Records shown -
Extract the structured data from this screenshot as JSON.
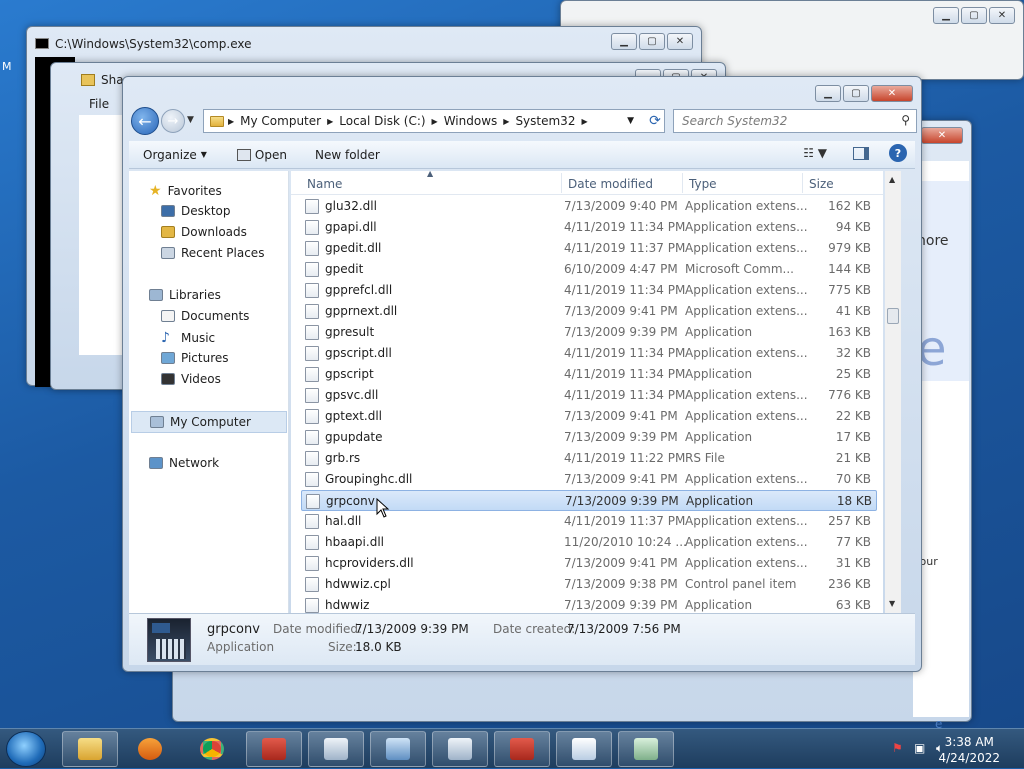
{
  "background_windows": {
    "cmd_title": "C:\\Windows\\System32\\comp.exe",
    "share_title": "Sha",
    "file_menu": "File",
    "right_fragment_1": "nore",
    "right_fragment_2": "e",
    "right_fragment_3": "your",
    "right_fragment_4": "e"
  },
  "explorer": {
    "breadcrumb": [
      "My Computer",
      "Local Disk (C:)",
      "Windows",
      "System32"
    ],
    "search_placeholder": "Search System32",
    "toolbar": {
      "organize": "Organize",
      "open": "Open",
      "new_folder": "New folder"
    },
    "sidebar": {
      "favorites": "Favorites",
      "desktop": "Desktop",
      "downloads": "Downloads",
      "recent_places": "Recent Places",
      "libraries": "Libraries",
      "documents": "Documents",
      "music": "Music",
      "pictures": "Pictures",
      "videos": "Videos",
      "my_computer": "My Computer",
      "network": "Network"
    },
    "columns": {
      "name": "Name",
      "date_modified": "Date modified",
      "type": "Type",
      "size": "Size"
    },
    "files": [
      {
        "name": "glu32.dll",
        "date": "7/13/2009 9:40 PM",
        "type": "Application extens...",
        "size": "162 KB"
      },
      {
        "name": "gpapi.dll",
        "date": "4/11/2019 11:34 PM",
        "type": "Application extens...",
        "size": "94 KB"
      },
      {
        "name": "gpedit.dll",
        "date": "4/11/2019 11:37 PM",
        "type": "Application extens...",
        "size": "979 KB"
      },
      {
        "name": "gpedit",
        "date": "6/10/2009 4:47 PM",
        "type": "Microsoft Comm...",
        "size": "144 KB"
      },
      {
        "name": "gpprefcl.dll",
        "date": "4/11/2019 11:34 PM",
        "type": "Application extens...",
        "size": "775 KB"
      },
      {
        "name": "gpprnext.dll",
        "date": "7/13/2009 9:41 PM",
        "type": "Application extens...",
        "size": "41 KB"
      },
      {
        "name": "gpresult",
        "date": "7/13/2009 9:39 PM",
        "type": "Application",
        "size": "163 KB"
      },
      {
        "name": "gpscript.dll",
        "date": "4/11/2019 11:34 PM",
        "type": "Application extens...",
        "size": "32 KB"
      },
      {
        "name": "gpscript",
        "date": "4/11/2019 11:34 PM",
        "type": "Application",
        "size": "25 KB"
      },
      {
        "name": "gpsvc.dll",
        "date": "4/11/2019 11:34 PM",
        "type": "Application extens...",
        "size": "776 KB"
      },
      {
        "name": "gptext.dll",
        "date": "7/13/2009 9:41 PM",
        "type": "Application extens...",
        "size": "22 KB"
      },
      {
        "name": "gpupdate",
        "date": "7/13/2009 9:39 PM",
        "type": "Application",
        "size": "17 KB"
      },
      {
        "name": "grb.rs",
        "date": "4/11/2019 11:22 PM",
        "type": "RS File",
        "size": "21 KB"
      },
      {
        "name": "Groupinghc.dll",
        "date": "7/13/2009 9:41 PM",
        "type": "Application extens...",
        "size": "70 KB"
      },
      {
        "name": "grpconv",
        "date": "7/13/2009 9:39 PM",
        "type": "Application",
        "size": "18 KB",
        "selected": true
      },
      {
        "name": "hal.dll",
        "date": "4/11/2019 11:37 PM",
        "type": "Application extens...",
        "size": "257 KB"
      },
      {
        "name": "hbaapi.dll",
        "date": "11/20/2010 10:24 ...",
        "type": "Application extens...",
        "size": "77 KB"
      },
      {
        "name": "hcproviders.dll",
        "date": "7/13/2009 9:41 PM",
        "type": "Application extens...",
        "size": "31 KB"
      },
      {
        "name": "hdwwiz.cpl",
        "date": "7/13/2009 9:38 PM",
        "type": "Control panel item",
        "size": "236 KB"
      },
      {
        "name": "hdwwiz",
        "date": "7/13/2009 9:39 PM",
        "type": "Application",
        "size": "63 KB"
      }
    ],
    "details": {
      "name": "grpconv",
      "type": "Application",
      "date_modified_label": "Date modified:",
      "date_modified": "7/13/2009 9:39 PM",
      "date_created_label": "Date created:",
      "date_created": "7/13/2009 7:56 PM",
      "size_label": "Size:",
      "size": "18.0 KB"
    }
  },
  "taskbar": {
    "time": "3:38 AM",
    "date": "4/24/2022"
  }
}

What the task asks - Which lines hold the word "Computer"? Copy every one of them.

The result -
      "My Computer",
      "my_computer": "My Computer",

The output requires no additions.